• DATA FOR THIS EXERCISE:
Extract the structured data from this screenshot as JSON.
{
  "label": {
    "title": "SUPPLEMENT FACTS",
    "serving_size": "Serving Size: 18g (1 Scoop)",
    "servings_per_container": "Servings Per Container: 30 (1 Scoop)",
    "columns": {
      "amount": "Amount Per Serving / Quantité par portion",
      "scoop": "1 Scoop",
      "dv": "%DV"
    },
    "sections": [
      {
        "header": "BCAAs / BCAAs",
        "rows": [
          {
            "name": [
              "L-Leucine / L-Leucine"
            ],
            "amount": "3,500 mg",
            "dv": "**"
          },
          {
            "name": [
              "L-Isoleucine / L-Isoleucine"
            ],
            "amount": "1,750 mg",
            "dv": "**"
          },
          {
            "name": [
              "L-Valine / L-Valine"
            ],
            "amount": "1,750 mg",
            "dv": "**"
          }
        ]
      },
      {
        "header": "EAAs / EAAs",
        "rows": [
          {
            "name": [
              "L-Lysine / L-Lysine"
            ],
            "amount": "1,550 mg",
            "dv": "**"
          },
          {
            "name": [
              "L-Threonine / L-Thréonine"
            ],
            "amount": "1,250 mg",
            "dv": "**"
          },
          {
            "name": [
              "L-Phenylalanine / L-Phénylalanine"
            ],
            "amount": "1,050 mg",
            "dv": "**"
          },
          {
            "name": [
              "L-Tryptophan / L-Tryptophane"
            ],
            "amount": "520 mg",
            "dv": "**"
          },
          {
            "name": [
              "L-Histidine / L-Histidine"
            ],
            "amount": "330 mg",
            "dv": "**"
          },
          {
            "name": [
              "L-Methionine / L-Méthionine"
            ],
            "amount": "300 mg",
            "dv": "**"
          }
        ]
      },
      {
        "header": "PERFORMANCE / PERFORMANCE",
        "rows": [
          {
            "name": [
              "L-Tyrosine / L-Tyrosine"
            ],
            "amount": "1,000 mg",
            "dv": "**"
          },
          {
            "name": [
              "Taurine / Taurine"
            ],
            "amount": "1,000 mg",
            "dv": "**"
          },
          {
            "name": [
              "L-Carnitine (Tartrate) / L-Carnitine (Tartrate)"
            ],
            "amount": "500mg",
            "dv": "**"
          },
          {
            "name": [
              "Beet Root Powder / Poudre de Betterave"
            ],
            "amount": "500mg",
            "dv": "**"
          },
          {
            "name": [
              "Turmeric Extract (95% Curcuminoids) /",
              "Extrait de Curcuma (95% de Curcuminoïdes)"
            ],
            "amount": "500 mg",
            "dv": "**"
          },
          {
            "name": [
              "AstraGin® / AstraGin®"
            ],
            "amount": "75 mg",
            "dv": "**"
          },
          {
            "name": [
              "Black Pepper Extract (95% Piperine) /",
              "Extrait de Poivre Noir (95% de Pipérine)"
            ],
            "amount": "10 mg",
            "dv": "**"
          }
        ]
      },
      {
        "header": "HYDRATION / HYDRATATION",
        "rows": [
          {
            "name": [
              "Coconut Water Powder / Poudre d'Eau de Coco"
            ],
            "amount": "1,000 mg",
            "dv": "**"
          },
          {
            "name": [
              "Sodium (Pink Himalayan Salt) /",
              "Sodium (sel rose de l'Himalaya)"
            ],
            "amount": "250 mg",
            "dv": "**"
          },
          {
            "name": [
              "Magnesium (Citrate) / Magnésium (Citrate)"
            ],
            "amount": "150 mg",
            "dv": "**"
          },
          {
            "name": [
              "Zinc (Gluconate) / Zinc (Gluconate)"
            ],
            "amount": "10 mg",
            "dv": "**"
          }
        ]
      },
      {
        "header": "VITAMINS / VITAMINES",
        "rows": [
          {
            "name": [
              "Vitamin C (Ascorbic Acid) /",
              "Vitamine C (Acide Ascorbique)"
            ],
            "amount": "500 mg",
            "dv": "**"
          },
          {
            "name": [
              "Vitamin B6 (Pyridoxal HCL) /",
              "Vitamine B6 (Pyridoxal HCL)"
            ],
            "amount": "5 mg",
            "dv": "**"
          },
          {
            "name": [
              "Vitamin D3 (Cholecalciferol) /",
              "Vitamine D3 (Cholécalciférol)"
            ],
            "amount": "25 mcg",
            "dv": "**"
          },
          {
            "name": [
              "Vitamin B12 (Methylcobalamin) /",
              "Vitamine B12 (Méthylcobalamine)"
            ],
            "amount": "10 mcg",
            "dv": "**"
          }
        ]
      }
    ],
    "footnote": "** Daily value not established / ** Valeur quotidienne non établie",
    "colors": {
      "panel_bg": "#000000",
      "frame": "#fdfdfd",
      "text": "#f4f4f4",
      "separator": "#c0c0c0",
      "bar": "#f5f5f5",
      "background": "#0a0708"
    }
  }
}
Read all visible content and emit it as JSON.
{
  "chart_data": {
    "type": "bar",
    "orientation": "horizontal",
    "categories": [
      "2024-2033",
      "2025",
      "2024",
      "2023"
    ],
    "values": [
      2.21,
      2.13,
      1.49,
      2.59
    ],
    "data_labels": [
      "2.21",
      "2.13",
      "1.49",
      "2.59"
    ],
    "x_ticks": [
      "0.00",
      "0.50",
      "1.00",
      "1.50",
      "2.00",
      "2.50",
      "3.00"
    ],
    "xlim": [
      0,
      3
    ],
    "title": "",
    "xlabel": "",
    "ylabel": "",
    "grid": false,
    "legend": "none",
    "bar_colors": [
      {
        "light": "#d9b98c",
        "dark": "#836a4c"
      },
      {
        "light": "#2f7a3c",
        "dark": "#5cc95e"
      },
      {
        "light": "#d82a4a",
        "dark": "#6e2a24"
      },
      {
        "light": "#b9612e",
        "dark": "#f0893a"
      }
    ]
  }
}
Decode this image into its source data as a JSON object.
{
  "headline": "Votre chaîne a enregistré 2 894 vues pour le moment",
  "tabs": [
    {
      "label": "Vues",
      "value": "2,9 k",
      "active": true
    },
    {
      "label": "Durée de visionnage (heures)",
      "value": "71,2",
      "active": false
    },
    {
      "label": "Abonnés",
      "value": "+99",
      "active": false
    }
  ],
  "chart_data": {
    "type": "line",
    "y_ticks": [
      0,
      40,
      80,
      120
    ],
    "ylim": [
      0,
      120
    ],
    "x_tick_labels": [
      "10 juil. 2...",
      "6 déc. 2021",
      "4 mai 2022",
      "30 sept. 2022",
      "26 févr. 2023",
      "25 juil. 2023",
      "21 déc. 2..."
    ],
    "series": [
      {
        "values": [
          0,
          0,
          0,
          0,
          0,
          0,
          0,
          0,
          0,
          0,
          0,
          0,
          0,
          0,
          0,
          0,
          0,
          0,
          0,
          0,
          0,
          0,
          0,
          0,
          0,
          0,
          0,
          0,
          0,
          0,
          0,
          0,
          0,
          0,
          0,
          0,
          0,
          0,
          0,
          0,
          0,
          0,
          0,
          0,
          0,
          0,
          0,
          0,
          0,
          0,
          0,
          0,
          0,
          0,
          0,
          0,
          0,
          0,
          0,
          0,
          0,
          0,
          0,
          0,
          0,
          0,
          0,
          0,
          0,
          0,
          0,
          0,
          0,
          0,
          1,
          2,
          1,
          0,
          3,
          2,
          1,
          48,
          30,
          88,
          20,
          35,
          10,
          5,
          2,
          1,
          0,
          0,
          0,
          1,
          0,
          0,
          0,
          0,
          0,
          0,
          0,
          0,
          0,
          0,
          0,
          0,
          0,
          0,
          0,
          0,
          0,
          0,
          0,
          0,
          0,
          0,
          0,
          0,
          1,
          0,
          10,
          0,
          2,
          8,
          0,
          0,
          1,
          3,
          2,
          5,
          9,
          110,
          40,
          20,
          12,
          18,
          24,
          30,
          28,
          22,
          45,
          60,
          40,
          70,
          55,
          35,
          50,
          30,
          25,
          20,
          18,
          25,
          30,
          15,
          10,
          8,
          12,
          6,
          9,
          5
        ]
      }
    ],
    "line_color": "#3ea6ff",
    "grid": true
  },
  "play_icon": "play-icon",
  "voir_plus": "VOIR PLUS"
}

• TASK PROMPT: How many of these lines contain "dark"? Write only the number.

• TASK RESULT: 4